• PAGE TEXT:

☆ ☆ ☆

Conflation of Popularity with Legitimacy

The idea that likes or retweets can be used to measure validity or mass support for a person, message or organisation creates a distorted system of evaluating information and provides a false pulse on the popularity of certain views. This is compounded by how challenging it is to distinguish legitimately expressed opinions from those generated by trolls and bots.

Political Manipulation

Such trolls and bots, disguised as ordinary citizens, have become a weapon of choice for governments and political leaders to shape online conversations. Governments in Turkey, China, Israel, Russia and the United Kingdom are known to have deployed thousands of hired social media operatives who run multiple accounts to shift or control public opinion.

☆ ☆ ☆

Listings of elements and regions

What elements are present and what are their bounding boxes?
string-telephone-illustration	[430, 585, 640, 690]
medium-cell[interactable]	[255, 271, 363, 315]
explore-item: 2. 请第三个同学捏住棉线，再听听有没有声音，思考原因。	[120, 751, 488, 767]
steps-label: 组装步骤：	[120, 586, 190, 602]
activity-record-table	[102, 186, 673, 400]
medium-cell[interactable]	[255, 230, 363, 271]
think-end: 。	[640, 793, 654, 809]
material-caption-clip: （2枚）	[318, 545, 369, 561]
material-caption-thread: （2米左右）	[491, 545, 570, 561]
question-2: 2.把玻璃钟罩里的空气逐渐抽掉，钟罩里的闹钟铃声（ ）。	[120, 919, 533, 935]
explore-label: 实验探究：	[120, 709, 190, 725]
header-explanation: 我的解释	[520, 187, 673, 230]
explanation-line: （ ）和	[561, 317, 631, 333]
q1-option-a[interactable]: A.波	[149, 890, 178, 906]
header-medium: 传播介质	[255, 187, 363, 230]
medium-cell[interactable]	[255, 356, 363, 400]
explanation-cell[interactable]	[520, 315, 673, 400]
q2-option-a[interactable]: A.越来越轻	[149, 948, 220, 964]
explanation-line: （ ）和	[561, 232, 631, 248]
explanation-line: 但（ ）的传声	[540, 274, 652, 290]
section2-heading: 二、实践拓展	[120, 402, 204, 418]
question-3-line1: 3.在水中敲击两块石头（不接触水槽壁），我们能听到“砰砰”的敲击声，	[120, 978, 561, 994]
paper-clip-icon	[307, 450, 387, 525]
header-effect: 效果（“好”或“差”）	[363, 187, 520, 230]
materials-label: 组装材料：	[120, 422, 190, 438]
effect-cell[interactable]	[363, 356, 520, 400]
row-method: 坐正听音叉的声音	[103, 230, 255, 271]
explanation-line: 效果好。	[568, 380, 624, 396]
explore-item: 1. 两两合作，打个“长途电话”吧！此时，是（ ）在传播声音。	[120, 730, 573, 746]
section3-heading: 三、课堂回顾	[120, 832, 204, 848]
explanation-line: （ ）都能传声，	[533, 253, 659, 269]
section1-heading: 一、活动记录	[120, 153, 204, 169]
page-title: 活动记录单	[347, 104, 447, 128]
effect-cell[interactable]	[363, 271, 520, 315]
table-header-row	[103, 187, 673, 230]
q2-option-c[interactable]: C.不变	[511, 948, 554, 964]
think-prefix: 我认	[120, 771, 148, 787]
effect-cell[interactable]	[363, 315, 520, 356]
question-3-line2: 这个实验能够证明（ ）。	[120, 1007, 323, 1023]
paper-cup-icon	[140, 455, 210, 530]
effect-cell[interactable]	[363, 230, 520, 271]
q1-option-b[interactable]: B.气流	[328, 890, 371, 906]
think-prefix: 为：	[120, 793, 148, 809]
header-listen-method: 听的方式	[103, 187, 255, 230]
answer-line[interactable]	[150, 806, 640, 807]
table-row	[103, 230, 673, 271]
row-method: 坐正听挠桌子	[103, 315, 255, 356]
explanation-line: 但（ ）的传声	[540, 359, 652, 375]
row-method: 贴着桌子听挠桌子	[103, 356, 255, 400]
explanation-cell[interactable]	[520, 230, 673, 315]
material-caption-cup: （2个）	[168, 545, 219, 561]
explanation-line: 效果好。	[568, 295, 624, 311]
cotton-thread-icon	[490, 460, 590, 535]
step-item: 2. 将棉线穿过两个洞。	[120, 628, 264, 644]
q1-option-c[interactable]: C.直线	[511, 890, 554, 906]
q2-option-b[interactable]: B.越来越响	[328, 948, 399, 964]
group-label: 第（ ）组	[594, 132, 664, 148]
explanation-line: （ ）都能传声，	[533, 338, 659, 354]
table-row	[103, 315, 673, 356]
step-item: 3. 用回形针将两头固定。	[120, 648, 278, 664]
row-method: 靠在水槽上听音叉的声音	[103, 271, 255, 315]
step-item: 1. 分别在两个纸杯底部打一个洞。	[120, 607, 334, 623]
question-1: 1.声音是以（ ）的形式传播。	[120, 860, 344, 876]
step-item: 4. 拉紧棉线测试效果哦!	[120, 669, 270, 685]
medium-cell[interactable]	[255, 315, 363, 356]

☆ ☆ ☆

• SET PROBLEM 1: In the text on social media manipulation, what is the stretch from "Conflation of Popularity" through "trolls and bots."? Extract it word for word.
• SET PROBLEM 2: In the text on social media manipulation, which governments are named as having deployed thousands of hired social media operatives?

• COMPLETE RESPONSE 1:
Conflation of Popularity with Legitimacy

The idea that likes or retweets can be used to measure validity or mass support for a person, message or organisation creates a distorted system of evaluating information and provides a false pulse on the popularity of certain views. This is compounded by how challenging it is to distinguish legitimately expressed opinions from those generated by trolls and bots.

• COMPLETE RESPONSE 2: Turkey, China, Israel, Russia and the United Kingdom.